BEGIN Dataset excerpts

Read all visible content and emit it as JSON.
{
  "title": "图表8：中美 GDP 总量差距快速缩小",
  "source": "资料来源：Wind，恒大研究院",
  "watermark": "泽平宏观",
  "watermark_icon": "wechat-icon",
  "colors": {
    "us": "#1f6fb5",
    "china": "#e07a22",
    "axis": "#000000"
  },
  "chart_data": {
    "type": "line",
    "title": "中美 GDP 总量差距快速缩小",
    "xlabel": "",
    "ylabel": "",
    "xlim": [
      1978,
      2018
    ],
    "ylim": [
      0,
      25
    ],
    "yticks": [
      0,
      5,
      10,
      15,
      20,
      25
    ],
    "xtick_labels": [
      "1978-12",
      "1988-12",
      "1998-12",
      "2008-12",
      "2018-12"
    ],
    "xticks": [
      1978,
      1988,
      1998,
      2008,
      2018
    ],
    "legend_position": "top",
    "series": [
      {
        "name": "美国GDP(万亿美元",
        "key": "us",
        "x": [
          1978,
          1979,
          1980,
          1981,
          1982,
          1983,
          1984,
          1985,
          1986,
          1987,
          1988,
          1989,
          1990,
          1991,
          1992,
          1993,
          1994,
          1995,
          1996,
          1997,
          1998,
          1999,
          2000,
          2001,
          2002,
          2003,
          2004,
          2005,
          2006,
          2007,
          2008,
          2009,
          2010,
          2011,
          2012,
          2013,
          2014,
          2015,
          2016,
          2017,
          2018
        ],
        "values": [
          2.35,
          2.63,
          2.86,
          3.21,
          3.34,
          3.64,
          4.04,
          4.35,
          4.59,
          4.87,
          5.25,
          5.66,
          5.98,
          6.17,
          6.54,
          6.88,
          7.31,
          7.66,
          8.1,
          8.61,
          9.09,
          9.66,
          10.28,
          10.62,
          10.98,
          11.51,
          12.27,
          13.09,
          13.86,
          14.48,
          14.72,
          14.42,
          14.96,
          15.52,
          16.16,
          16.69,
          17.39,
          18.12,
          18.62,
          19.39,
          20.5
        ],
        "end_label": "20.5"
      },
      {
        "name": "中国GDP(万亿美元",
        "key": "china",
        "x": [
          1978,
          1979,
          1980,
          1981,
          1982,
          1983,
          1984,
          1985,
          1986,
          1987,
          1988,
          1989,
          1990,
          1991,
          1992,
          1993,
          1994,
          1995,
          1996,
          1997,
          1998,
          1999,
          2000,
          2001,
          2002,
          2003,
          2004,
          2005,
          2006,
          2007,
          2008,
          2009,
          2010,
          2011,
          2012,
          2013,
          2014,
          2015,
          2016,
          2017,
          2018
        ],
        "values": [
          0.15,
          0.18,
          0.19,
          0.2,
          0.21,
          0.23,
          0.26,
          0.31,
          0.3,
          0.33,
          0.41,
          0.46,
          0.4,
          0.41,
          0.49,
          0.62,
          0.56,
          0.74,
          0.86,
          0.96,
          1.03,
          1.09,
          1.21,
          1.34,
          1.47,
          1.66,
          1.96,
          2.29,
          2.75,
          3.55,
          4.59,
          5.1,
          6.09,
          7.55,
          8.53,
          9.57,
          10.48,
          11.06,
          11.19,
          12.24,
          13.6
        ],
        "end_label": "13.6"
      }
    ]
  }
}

END Dataset excerpts

> _Exercise description_
Output the data above exactly, please, line for line.

> _Task answer_
Read all visible content and emit it as JSON.
{
  "title": "图表8：中美 GDP 总量差距快速缩小",
  "source": "资料来源：Wind，恒大研究院",
  "watermark": "泽平宏观",
  "watermark_icon": "wechat-icon",
  "colors": {
    "us": "#1f6fb5",
    "china": "#e07a22",
    "axis": "#000000"
  },
  "chart_data": {
    "type": "line",
    "title": "中美 GDP 总量差距快速缩小",
    "xlabel": "",
    "ylabel": "",
    "xlim": [
      1978,
      2018
    ],
    "ylim": [
      0,
      25
    ],
    "yticks": [
      0,
      5,
      10,
      15,
      20,
      25
    ],
    "xtick_labels": [
      "1978-12",
      "1988-12",
      "1998-12",
      "2008-12",
      "2018-12"
    ],
    "xticks": [
      1978,
      1988,
      1998,
      2008,
      2018
    ],
    "legend_position": "top",
    "series": [
      {
        "name": "美国GDP(万亿美元",
        "key": "us",
        "x": [
          1978,
          1979,
          1980,
          1981,
          1982,
          1983,
          1984,
          1985,
          1986,
          1987,
          1988,
          1989,
          1990,
          1991,
          1992,
          1993,
          1994,
          1995,
          1996,
          1997,
          1998,
          1999,
          2000,
          2001,
          2002,
          2003,
          2004,
          2005,
          2006,
          2007,
          2008,
          2009,
          2010,
          2011,
          2012,
          2013,
          2014,
          2015,
          2016,
          2017,
          2018
        ],
        "values": [
          2.35,
          2.63,
          2.86,
          3.21,
          3.34,
          3.64,
          4.04,
          4.35,
          4.59,
          4.87,
          5.25,
          5.66,
          5.98,
          6.17,
          6.54,
          6.88,
          7.31,
          7.66,
          8.1,
          8.61,
          9.09,
          9.66,
          10.28,
          10.62,
          10.98,
          11.51,
          12.27,
          13.09,
          13.86,
          14.48,
          14.72,
          14.42,
          14.96,
          15.52,
          16.16,
          16.69,
          17.39,
          18.12,
          18.62,
          19.39,
          20.5
        ],
        "end_label": "20.5"
      },
      {
        "name": "中国GDP(万亿美元",
        "key": "china",
        "x": [
          1978,
          1979,
          1980,
          1981,
          1982,
          1983,
          1984,
          1985,
          1986,
          1987,
          1988,
          1989,
          1990,
          1991,
          1992,
          1993,
          1994,
          1995,
          1996,
          1997,
          1998,
          1999,
          2000,
          2001,
          2002,
          2003,
          2004,
          2005,
          2006,
          2007,
          2008,
          2009,
          2010,
          2011,
          2012,
          2013,
          2014,
          2015,
          2016,
          2017,
          2018
        ],
        "values": [
          0.15,
          0.18,
          0.19,
          0.2,
          0.21,
          0.23,
          0.26,
          0.31,
          0.3,
          0.33,
          0.41,
          0.46,
          0.4,
          0.41,
          0.49,
          0.62,
          0.56,
          0.74,
          0.86,
          0.96,
          1.03,
          1.09,
          1.21,
          1.34,
          1.47,
          1.66,
          1.96,
          2.29,
          2.75,
          3.55,
          4.59,
          5.1,
          6.09,
          7.55,
          8.53,
          9.57,
          10.48,
          11.06,
          11.19,
          12.24,
          13.6
        ],
        "end_label": "13.6"
      }
    ]
  }
}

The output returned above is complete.